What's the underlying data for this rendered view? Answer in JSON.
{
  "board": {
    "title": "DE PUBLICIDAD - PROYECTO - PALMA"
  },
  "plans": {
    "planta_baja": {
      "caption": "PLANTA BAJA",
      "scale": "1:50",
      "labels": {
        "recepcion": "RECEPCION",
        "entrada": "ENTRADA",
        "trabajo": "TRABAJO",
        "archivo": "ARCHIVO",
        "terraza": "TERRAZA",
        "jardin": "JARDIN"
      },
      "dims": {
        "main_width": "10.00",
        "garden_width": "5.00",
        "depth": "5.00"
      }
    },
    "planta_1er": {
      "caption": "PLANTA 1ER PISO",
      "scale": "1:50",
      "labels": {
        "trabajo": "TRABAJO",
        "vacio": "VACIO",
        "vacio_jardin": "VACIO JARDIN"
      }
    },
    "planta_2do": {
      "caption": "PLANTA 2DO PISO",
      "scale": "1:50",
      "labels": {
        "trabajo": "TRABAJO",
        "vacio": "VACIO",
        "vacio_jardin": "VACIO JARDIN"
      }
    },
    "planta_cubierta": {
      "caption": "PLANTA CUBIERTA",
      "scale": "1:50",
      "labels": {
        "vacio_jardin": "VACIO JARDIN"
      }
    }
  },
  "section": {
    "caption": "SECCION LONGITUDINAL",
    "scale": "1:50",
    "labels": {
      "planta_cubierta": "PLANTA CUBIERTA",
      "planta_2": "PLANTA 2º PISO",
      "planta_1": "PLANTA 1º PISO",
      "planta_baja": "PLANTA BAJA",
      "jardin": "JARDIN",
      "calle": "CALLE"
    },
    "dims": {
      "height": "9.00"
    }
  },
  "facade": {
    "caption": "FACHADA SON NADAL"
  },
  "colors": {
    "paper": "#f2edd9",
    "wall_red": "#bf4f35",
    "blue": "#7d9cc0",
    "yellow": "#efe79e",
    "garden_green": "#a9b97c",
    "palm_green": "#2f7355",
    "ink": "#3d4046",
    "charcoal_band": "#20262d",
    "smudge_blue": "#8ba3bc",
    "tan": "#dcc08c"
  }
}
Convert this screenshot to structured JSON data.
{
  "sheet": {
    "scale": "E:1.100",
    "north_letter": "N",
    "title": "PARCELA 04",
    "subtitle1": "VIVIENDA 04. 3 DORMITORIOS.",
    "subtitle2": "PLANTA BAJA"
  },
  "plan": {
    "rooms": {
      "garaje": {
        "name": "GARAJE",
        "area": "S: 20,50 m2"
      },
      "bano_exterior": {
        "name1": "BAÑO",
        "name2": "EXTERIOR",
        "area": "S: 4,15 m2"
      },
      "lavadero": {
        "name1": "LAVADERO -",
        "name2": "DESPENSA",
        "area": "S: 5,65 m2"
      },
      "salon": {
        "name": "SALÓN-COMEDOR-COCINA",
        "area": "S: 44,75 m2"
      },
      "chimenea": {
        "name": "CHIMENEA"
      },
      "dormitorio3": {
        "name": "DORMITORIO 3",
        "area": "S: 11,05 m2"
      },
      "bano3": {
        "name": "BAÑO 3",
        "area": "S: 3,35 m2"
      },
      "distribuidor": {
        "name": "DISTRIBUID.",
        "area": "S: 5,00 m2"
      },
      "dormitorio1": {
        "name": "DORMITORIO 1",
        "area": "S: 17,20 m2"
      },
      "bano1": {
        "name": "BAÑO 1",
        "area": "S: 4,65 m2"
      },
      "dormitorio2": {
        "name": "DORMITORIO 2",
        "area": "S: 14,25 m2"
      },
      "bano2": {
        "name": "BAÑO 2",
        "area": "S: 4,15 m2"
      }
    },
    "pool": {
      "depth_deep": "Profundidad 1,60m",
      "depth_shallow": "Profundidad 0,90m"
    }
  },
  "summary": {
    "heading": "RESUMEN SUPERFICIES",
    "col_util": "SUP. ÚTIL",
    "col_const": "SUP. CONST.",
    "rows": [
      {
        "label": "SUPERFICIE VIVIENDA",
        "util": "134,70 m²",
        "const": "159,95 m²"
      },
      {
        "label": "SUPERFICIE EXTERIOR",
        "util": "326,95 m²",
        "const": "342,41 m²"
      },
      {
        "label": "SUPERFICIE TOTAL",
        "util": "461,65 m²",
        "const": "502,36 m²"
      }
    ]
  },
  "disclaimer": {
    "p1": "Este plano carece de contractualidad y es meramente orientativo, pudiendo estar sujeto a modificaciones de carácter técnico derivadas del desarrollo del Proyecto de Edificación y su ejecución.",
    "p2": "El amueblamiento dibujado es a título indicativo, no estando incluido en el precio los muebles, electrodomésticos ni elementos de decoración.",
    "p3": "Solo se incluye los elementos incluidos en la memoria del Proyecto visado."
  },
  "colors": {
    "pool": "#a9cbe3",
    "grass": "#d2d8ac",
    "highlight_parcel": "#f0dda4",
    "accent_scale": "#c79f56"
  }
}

_ _ _ _ _ _ _

_Work to complete_. Restate each record word for word.

_Exercise answer_.
What's the underlying data for this rendered view? Answer in JSON.
{
  "board": {
    "title": "DE PUBLICIDAD - PROYECTO - PALMA"
  },
  "plans": {
    "planta_baja": {
      "caption": "PLANTA BAJA",
      "scale": "1:50",
      "labels": {
        "recepcion": "RECEPCION",
        "entrada": "ENTRADA",
        "trabajo": "TRABAJO",
        "archivo": "ARCHIVO",
        "terraza": "TERRAZA",
        "jardin": "JARDIN"
      },
      "dims": {
        "main_width": "10.00",
        "garden_width": "5.00",
        "depth": "5.00"
      }
    },
    "planta_1er": {
      "caption": "PLANTA 1ER PISO",
      "scale": "1:50",
      "labels": {
        "trabajo": "TRABAJO",
        "vacio": "VACIO",
        "vacio_jardin": "VACIO JARDIN"
      }
    },
    "planta_2do": {
      "caption": "PLANTA 2DO PISO",
      "scale": "1:50",
      "labels": {
        "trabajo": "TRABAJO",
        "vacio": "VACIO",
        "vacio_jardin": "VACIO JARDIN"
      }
    },
    "planta_cubierta": {
      "caption": "PLANTA CUBIERTA",
      "scale": "1:50",
      "labels": {
        "vacio_jardin": "VACIO JARDIN"
      }
    }
  },
  "section": {
    "caption": "SECCION LONGITUDINAL",
    "scale": "1:50",
    "labels": {
      "planta_cubierta": "PLANTA CUBIERTA",
      "planta_2": "PLANTA 2º PISO",
      "planta_1": "PLANTA 1º PISO",
      "planta_baja": "PLANTA BAJA",
      "jardin": "JARDIN",
      "calle": "CALLE"
    },
    "dims": {
      "height": "9.00"
    }
  },
  "facade": {
    "caption": "FACHADA SON NADAL"
  },
  "colors": {
    "paper": "#f2edd9",
    "wall_red": "#bf4f35",
    "blue": "#7d9cc0",
    "yellow": "#efe79e",
    "garden_green": "#a9b97c",
    "palm_green": "#2f7355",
    "ink": "#3d4046",
    "charcoal_band": "#20262d",
    "smudge_blue": "#8ba3bc",
    "tan": "#dcc08c"
  }
}
Convert this screenshot to structured JSON data.
{
  "sheet": {
    "scale": "E:1.100",
    "north_letter": "N",
    "title": "PARCELA 04",
    "subtitle1": "VIVIENDA 04. 3 DORMITORIOS.",
    "subtitle2": "PLANTA BAJA"
  },
  "plan": {
    "rooms": {
      "garaje": {
        "name": "GARAJE",
        "area": "S: 20,50 m2"
      },
      "bano_exterior": {
        "name1": "BAÑO",
        "name2": "EXTERIOR",
        "area": "S: 4,15 m2"
      },
      "lavadero": {
        "name1": "LAVADERO -",
        "name2": "DESPENSA",
        "area": "S: 5,65 m2"
      },
      "salon": {
        "name": "SALÓN-COMEDOR-COCINA",
        "area": "S: 44,75 m2"
      },
      "chimenea": {
        "name": "CHIMENEA"
      },
      "dormitorio3": {
        "name": "DORMITORIO 3",
        "area": "S: 11,05 m2"
      },
      "bano3": {
        "name": "BAÑO 3",
        "area": "S: 3,35 m2"
      },
      "distribuidor": {
        "name": "DISTRIBUID.",
        "area": "S: 5,00 m2"
      },
      "dormitorio1": {
        "name": "DORMITORIO 1",
        "area": "S: 17,20 m2"
      },
      "bano1": {
        "name": "BAÑO 1",
        "area": "S: 4,65 m2"
      },
      "dormitorio2": {
        "name": "DORMITORIO 2",
        "area": "S: 14,25 m2"
      },
      "bano2": {
        "name": "BAÑO 2",
        "area": "S: 4,15 m2"
      }
    },
    "pool": {
      "depth_deep": "Profundidad 1,60m",
      "depth_shallow": "Profundidad 0,90m"
    }
  },
  "summary": {
    "heading": "RESUMEN SUPERFICIES",
    "col_util": "SUP. ÚTIL",
    "col_const": "SUP. CONST.",
    "rows": [
      {
        "label": "SUPERFICIE VIVIENDA",
        "util": "134,70 m²",
        "const": "159,95 m²"
      },
      {
        "label": "SUPERFICIE EXTERIOR",
        "util": "326,95 m²",
        "const": "342,41 m²"
      },
      {
        "label": "SUPERFICIE TOTAL",
        "util": "461,65 m²",
        "const": "502,36 m²"
      }
    ]
  },
  "disclaimer": {
    "p1": "Este plano carece de contractualidad y es meramente orientativo, pudiendo estar sujeto a modificaciones de carácter técnico derivadas del desarrollo del Proyecto de Edificación y su ejecución.",
    "p2": "El amueblamiento dibujado es a título indicativo, no estando incluido en el precio los muebles, electrodomésticos ni elementos de decoración.",
    "p3": "Solo se incluye los elementos incluidos en la memoria del Proyecto visado."
  },
  "colors": {
    "pool": "#a9cbe3",
    "grass": "#d2d8ac",
    "highlight_parcel": "#f0dda4",
    "accent_scale": "#c79f56"
  }
}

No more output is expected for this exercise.